## begin Provided information

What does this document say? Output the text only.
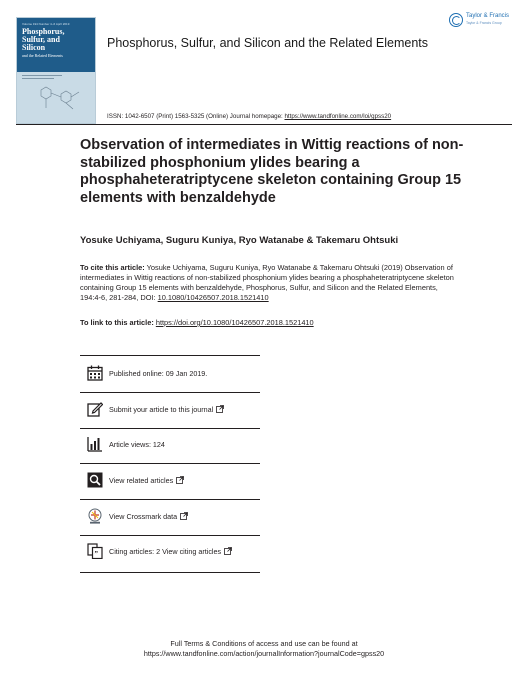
Volume 194 Number 4–6 April 2019
Phosphorus,
Sulfur, and
Silicon
and the Related Elements
Phosphorus, Sulfur, and Silicon and the Related Elements
Taylor & Francis
Taylor & Francis Group
ISSN: 1042-6507 (Print) 1563-5325 (Online) Journal homepage: https://www.tandfonline.com/loi/gpss20
Observation of intermediates in Wittig reactions of non-stabilized phosphonium ylides bearing a phosphaheteratriptycene skeleton containing Group 15 elements with benzaldehyde
Yosuke Uchiyama, Suguru Kuniya, Ryo Watanabe & Takemaru Ohtsuki
To cite this article: Yosuke Uchiyama, Suguru Kuniya, Ryo Watanabe & Takemaru Ohtsuki (2019) Observation of intermediates in Wittig reactions of non-stabilized phosphonium ylides bearing a phosphaheteratriptycene skeleton containing Group 15 elements with benzaldehyde, Phosphorus, Sulfur, and Silicon and the Related Elements, 194:4-6, 281-284, DOI: 10.1080/10426507.2018.1521410
To link to this article: https://doi.org/10.1080/10426507.2018.1521410
Published online: 09 Jan 2019.
Submit your article to this journal
Article views: 124
View related articles
View Crossmark data
” Citing articles: 2 View citing articles
Full Terms & Conditions of access and use can be found at
https://www.tandfonline.com/action/journalInformation?journalCode=gpss20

## end Provided information

■ **What is required**: Only a number is wanted: how many lines contain "Wittig"?

■ **Answer**: 2